• EXPLORE THE MATERIAL
1/ In the Novo Holdings announcement, why should persons in certain jurisdictions inform themselves about restrictions and observe them? Answer in one to three sentences.
2/ Proceed with the Novo Holdings announcement, picking up right after its final sentence.

• EXTRACT PROVIDED
--- START ---

As of year-end 2023, Novo Holdings had total assets of EUR 149 billion.
www.novoholdings.dk
MAR
The information contained within this announcement is considered by the
Company to constitute inside information as stipulated under the Market Abuse
Regulation (EU) No. 596/2014 ("MAR"), and the UK version of MAR which is part
of UK domestic law by virtue of the European Union (Withdrawal) Act 2018.
Upon the publication of this announcement via a Regulatory Information Service
and Newspoint, this inside information will be considered to be in the public
domain.
OTHER NOTICES
This announcement is not intended to and does not constitute an offer to buy
or the solicitation of an offer to subscribe for or sell or an invitation to
purchase or subscribe for any securities or the solicitation of any vote in
any jurisdiction. The release, publication or distribution of this
announcement in whole or in part, directly or indirectly, in, into or from
certain jurisdictions may be restricted by law and therefore persons in such
jurisdictions should inform themselves about and observe such restrictions.

--- END ---

• Dataset entries
--- START ---

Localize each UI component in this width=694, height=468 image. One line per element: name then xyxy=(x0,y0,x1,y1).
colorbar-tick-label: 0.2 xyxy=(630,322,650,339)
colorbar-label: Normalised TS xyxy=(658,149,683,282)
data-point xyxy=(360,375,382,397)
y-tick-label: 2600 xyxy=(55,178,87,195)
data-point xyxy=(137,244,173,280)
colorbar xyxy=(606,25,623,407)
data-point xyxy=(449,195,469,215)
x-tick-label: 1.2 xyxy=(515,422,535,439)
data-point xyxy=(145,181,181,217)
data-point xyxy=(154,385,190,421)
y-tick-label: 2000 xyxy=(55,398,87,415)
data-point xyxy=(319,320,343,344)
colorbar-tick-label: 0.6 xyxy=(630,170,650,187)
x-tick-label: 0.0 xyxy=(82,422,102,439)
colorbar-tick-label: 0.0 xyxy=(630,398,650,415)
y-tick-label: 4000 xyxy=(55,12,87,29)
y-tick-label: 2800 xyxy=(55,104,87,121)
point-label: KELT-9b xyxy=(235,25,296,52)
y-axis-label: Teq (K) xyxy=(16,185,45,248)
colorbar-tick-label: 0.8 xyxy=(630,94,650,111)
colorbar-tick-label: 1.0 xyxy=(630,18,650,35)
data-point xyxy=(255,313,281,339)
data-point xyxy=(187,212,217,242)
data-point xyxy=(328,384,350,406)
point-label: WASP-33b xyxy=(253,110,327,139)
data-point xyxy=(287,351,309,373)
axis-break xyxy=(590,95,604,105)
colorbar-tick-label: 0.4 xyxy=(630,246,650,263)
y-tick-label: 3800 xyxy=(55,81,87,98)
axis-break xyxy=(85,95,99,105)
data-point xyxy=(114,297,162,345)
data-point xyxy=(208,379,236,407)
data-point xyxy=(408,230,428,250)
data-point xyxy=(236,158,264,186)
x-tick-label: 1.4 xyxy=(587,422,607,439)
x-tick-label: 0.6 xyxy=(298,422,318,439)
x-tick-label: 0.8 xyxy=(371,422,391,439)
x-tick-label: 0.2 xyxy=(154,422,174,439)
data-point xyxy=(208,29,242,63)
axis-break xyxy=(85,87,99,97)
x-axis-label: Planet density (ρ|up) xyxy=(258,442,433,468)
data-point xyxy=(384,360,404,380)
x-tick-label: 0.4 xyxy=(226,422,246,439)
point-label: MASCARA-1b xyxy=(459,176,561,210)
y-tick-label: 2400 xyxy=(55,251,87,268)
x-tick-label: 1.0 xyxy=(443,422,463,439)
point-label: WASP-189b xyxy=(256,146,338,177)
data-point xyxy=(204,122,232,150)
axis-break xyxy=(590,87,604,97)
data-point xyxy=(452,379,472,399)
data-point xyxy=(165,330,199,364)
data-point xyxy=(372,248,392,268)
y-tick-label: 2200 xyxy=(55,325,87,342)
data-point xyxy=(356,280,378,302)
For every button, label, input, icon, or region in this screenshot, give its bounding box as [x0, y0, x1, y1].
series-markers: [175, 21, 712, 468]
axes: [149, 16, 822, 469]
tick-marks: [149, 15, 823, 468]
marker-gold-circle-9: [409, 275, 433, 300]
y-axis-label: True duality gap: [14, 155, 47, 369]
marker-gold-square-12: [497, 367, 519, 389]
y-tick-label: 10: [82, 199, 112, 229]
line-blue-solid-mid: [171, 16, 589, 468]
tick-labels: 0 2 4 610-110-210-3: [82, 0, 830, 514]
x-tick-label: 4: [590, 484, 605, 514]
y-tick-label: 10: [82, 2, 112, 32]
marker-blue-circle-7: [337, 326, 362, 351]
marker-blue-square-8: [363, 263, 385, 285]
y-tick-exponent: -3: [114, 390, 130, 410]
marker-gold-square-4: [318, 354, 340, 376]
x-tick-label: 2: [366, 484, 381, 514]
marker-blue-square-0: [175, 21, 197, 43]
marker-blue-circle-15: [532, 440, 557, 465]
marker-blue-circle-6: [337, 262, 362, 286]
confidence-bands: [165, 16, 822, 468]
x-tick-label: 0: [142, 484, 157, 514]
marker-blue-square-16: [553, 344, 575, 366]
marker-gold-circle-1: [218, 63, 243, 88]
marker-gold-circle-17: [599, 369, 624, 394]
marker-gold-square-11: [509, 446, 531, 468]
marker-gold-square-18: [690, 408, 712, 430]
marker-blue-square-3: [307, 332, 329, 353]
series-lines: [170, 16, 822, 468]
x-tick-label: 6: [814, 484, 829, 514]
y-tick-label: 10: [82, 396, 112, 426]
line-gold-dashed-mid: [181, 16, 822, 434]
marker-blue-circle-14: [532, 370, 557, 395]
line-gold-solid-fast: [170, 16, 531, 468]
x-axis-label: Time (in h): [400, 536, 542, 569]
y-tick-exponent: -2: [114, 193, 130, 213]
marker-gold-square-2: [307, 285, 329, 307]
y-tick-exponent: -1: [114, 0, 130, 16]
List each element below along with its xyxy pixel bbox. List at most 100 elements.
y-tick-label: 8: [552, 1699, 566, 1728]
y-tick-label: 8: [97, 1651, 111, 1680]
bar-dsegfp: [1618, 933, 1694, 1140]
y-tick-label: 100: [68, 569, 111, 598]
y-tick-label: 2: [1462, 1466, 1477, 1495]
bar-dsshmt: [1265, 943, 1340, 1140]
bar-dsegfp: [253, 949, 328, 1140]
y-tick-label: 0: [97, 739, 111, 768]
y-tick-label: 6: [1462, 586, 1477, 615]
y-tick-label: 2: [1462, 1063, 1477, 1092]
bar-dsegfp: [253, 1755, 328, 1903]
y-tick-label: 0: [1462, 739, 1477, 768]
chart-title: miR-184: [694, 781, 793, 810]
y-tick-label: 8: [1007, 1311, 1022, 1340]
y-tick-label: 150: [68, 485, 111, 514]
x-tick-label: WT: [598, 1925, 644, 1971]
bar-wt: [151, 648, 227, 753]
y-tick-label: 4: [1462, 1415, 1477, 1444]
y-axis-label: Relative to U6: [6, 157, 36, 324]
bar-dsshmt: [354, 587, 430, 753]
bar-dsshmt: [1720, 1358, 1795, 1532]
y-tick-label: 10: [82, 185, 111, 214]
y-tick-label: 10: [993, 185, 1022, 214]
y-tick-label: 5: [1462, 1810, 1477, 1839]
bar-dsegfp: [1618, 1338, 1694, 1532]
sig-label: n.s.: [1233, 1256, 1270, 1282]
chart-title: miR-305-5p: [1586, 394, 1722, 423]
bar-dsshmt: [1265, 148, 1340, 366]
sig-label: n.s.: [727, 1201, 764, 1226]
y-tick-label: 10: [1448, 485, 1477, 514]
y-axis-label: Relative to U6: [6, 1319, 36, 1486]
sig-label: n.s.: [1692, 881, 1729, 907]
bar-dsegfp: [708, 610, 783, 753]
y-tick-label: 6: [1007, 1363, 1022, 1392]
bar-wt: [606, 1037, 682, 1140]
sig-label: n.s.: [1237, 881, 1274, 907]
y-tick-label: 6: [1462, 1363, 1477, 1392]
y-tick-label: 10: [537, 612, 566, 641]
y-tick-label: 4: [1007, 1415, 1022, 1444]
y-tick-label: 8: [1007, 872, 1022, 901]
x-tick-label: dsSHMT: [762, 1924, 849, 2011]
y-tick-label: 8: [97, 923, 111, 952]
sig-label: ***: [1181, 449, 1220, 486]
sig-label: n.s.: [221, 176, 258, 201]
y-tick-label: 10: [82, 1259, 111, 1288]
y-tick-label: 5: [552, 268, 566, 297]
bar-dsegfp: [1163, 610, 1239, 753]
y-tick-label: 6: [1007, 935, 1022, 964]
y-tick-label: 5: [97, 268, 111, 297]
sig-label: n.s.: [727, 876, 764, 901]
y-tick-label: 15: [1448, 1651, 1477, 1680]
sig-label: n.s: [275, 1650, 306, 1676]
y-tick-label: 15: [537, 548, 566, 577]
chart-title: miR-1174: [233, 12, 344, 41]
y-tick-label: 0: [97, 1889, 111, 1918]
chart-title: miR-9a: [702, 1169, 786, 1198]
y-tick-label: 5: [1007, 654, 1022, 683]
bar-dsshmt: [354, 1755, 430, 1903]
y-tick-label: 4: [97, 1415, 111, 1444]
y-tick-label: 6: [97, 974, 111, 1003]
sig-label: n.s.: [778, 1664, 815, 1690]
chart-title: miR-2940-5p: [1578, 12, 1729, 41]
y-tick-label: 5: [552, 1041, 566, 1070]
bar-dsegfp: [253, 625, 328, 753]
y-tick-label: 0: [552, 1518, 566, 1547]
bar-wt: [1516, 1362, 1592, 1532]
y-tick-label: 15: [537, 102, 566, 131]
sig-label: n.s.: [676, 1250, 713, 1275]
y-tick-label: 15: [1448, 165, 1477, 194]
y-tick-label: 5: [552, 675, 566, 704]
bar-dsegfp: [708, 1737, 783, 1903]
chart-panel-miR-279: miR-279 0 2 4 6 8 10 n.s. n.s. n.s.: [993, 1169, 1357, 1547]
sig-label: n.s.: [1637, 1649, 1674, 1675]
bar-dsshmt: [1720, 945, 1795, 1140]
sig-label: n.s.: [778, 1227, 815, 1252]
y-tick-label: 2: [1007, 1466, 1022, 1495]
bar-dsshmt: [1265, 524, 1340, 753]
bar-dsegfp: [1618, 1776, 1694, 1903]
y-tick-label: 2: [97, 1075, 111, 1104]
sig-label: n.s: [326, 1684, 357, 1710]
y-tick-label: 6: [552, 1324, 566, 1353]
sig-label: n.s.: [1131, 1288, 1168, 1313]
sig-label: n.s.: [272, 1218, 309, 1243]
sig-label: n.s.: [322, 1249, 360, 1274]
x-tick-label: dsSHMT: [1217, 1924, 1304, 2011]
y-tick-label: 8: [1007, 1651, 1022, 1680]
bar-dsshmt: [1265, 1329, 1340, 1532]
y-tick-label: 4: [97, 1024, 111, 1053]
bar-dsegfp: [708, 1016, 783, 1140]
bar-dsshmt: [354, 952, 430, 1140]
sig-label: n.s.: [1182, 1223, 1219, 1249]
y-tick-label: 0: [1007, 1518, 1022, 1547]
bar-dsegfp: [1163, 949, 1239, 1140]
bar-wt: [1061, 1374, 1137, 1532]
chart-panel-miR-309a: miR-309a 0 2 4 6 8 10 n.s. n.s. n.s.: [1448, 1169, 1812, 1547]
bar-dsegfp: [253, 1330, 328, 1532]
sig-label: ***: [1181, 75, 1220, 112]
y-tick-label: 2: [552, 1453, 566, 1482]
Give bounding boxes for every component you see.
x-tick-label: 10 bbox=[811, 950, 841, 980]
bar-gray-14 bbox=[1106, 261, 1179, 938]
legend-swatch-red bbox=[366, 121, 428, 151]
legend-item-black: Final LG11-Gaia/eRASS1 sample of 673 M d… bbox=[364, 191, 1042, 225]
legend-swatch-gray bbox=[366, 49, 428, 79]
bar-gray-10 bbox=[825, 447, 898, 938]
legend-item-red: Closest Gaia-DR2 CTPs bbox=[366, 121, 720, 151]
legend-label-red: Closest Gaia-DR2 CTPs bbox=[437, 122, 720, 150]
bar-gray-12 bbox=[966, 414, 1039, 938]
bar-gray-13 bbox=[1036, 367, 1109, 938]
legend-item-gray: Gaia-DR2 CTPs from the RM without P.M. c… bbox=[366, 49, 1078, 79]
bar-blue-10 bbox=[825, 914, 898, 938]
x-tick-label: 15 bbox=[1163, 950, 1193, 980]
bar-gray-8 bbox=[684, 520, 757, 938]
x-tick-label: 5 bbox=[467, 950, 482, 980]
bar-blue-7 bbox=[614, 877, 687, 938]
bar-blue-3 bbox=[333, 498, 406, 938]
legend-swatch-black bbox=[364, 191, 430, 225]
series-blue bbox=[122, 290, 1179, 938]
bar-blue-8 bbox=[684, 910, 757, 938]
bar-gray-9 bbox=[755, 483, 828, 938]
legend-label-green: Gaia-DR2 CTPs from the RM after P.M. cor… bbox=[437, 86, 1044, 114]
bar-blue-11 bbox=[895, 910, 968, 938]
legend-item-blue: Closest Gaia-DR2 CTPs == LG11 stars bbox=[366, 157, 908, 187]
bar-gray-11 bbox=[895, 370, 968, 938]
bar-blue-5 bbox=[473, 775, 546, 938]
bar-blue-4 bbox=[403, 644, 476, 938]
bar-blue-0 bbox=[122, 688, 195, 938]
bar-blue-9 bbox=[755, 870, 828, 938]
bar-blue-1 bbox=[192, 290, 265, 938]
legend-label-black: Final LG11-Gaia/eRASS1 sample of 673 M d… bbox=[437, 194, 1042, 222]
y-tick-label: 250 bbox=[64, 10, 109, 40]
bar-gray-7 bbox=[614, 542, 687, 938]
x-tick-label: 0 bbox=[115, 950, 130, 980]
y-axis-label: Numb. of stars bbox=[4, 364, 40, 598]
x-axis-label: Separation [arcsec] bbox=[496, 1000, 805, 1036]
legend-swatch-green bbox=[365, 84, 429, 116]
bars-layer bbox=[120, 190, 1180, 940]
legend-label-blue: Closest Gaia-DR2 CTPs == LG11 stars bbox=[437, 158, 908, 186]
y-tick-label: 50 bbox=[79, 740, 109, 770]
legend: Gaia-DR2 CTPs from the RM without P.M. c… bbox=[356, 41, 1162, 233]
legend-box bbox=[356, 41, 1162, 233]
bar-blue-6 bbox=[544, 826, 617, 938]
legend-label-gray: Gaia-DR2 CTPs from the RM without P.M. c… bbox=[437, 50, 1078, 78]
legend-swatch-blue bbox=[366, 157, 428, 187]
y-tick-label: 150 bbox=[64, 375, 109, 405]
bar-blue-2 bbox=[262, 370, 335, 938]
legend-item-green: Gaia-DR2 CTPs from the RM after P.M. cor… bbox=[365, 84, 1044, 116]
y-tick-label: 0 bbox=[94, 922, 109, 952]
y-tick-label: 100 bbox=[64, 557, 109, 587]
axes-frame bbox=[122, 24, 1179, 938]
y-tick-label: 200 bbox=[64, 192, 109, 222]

--- END ---

• RESULTS BY TASK
1/ The release, publication or distribution of the announcement, in whole or in part, directly or indirectly, in, into or from certain jurisdictions may be restricted by law. For that reason, persons in those jurisdictions should inform themselves about such restrictions and observe them.

2/
Evercore Partners International LLP ("Evercore"), which is authorised and
regulated by the Financial Conduct Authority ("FCA") in the UK, is acting
exclusively as financial adviser to Benchmark and no one else in connection
with the matters described in this announcement and will not be responsible to
anyone other than Benchmark for providing the protections afforded to clients
of Evercore nor for providing advice in connection with the matters referred
to herein. Neither Evercore nor any of its subsidiaries, branches or
affiliates owes or accepts any duty, liability or responsibility whatsoever
(whether direct or indirect, whether in contract, in tort, under statute or
otherwise) to any person who is not a client of Evercore in connection with
this announcement, any statement contained herein, any offer or otherwise.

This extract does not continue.